Requirements:
Among the lines listed below, count those that include the string "JSON", and state only the count.

◇ ◇ ◇ ◇ ◇ ◇ ◇

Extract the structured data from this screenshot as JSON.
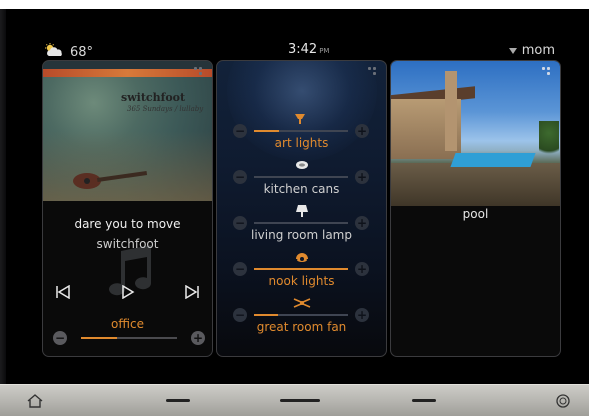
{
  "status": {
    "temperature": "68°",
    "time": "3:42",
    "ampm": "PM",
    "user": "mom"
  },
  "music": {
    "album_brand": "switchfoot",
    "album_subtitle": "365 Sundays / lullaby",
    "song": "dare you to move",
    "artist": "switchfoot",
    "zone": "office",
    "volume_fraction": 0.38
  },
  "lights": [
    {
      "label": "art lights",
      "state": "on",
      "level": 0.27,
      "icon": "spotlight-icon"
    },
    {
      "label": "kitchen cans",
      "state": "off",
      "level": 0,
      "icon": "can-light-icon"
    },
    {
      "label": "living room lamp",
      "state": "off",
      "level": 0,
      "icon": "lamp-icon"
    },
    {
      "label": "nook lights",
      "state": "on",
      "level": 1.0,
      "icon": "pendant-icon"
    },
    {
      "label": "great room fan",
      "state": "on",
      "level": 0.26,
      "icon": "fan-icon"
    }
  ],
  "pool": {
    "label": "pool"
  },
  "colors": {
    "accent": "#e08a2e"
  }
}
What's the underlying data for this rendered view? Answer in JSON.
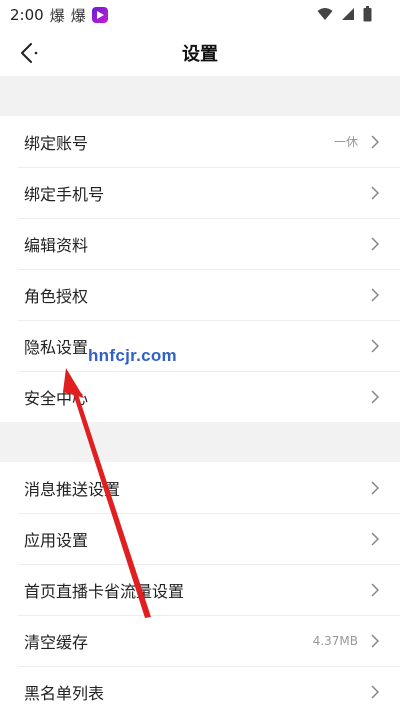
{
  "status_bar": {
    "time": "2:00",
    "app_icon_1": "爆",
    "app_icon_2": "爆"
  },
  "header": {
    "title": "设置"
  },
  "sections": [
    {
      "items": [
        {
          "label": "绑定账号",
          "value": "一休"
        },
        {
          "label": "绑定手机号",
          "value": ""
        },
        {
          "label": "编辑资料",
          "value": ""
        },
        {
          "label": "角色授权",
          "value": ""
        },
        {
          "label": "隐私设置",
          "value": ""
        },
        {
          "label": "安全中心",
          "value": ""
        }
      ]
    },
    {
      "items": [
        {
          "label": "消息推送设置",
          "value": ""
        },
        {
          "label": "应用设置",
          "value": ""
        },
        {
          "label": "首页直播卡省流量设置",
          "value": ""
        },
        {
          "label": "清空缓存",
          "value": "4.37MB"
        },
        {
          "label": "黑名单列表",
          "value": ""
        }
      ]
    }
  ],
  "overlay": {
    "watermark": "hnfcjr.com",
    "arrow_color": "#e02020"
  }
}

◇ ◇ ◇ ◇ ◇ ◇ ◇

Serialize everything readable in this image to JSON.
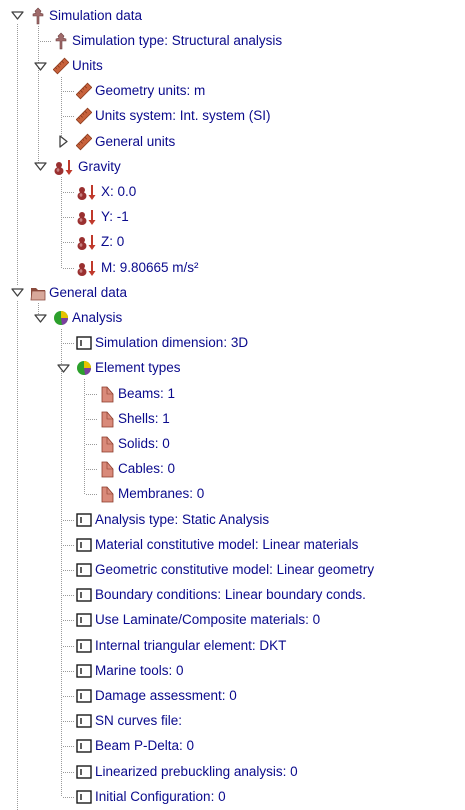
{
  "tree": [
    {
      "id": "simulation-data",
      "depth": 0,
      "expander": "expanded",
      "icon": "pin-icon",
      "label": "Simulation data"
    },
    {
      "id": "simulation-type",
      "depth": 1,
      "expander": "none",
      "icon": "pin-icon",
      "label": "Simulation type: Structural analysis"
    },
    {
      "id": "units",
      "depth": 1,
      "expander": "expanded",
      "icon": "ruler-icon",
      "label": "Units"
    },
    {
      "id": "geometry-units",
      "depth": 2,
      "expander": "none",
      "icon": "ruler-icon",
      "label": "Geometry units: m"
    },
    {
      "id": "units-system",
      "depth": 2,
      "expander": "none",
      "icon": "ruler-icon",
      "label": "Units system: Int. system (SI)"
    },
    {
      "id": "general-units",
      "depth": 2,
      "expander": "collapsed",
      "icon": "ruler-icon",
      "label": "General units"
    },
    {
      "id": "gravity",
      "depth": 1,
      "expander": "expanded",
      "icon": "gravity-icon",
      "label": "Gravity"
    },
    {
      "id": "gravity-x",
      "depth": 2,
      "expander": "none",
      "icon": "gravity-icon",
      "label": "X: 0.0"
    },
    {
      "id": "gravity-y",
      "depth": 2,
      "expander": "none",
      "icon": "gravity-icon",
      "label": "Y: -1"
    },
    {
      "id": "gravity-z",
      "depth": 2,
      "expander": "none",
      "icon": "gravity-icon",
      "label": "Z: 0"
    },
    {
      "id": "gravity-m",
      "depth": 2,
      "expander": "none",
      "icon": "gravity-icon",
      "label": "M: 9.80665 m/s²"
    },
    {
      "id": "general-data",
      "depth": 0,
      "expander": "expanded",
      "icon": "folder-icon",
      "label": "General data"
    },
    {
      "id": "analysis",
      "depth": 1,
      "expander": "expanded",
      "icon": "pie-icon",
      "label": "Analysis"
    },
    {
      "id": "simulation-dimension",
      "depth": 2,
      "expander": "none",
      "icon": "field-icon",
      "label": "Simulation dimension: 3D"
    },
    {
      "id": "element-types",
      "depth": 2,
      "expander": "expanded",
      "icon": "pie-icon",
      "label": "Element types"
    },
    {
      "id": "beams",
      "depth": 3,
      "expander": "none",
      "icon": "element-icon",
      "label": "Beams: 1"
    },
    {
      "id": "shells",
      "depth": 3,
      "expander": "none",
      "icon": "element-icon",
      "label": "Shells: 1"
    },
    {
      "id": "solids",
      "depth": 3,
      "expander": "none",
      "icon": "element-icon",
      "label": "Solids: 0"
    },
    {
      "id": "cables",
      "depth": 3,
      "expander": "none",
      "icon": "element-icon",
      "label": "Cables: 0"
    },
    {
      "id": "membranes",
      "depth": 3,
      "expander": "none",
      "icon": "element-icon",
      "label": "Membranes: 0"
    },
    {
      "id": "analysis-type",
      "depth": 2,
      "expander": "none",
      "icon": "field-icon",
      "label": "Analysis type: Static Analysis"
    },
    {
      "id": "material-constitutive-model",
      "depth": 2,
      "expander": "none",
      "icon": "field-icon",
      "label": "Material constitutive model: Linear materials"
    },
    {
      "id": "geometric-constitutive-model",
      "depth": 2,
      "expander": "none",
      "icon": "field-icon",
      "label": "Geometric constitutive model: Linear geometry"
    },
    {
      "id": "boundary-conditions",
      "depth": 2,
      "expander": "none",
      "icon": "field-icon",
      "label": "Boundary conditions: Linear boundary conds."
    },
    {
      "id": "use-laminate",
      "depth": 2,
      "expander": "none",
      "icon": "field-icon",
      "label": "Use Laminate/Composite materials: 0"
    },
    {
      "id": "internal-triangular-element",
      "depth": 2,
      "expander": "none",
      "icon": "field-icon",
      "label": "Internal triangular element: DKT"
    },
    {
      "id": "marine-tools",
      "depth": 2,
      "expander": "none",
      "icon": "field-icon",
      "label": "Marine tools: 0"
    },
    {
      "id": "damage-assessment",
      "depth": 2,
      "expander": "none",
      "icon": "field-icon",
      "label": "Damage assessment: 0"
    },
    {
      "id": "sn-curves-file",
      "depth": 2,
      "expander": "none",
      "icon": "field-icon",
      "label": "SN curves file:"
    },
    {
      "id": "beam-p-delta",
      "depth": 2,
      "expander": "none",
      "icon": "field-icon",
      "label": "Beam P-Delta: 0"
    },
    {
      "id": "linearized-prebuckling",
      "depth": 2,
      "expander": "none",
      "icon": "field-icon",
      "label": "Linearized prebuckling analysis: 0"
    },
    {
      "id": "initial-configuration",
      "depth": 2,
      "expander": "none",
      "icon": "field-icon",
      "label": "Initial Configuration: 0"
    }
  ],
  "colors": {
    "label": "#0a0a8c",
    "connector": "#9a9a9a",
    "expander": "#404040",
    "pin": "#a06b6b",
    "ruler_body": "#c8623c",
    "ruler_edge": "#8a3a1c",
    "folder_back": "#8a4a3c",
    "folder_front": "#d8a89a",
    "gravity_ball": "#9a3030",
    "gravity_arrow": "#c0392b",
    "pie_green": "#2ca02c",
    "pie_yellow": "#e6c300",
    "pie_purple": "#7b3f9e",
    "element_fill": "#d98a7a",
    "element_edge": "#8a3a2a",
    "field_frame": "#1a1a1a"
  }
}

◇ ◇ ◇ ◇ ◇ ◇ ◇

Response to this exercise:
3